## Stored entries

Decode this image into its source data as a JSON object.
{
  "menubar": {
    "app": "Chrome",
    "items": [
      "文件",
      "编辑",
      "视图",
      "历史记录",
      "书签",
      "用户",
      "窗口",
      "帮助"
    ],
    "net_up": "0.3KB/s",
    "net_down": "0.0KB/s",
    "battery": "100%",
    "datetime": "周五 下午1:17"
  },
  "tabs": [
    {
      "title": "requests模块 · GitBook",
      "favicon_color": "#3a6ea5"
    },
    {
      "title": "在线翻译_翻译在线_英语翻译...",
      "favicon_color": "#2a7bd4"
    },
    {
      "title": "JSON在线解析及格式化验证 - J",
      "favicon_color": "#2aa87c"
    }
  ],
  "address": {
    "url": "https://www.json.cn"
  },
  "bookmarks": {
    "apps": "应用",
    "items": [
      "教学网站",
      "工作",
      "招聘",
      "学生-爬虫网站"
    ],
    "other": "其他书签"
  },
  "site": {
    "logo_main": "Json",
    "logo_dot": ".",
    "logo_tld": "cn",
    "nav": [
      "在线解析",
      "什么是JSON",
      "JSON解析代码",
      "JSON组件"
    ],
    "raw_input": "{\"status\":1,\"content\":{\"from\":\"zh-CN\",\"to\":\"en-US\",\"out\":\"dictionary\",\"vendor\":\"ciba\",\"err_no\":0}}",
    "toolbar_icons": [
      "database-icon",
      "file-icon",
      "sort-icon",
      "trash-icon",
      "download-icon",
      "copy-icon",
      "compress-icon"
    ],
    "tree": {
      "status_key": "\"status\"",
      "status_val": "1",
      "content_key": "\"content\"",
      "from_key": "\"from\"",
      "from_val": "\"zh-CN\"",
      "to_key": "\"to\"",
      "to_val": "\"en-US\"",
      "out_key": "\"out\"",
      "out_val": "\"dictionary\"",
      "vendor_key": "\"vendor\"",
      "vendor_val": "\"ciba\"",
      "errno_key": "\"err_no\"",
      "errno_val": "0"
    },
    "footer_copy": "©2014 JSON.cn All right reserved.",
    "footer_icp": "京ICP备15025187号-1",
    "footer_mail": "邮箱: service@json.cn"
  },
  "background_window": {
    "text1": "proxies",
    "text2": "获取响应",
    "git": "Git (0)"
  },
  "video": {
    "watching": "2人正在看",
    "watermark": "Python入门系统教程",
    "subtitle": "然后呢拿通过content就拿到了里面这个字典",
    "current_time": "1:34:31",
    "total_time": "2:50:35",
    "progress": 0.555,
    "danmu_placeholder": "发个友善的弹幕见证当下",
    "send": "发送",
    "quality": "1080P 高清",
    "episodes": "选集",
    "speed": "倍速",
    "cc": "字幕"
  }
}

## DIRECTION
Pick out all lines containing the string "dictionary".

## THE ANSWER
    "raw_input": "{\"status\":1,\"content\":{\"from\":\"zh-CN\",\"to\":\"en-US\",\"out\":\"dictionary\",\"vendor\":\"ciba\",\"err_no\":0}}",
      "out_val": "\"dictionary\"",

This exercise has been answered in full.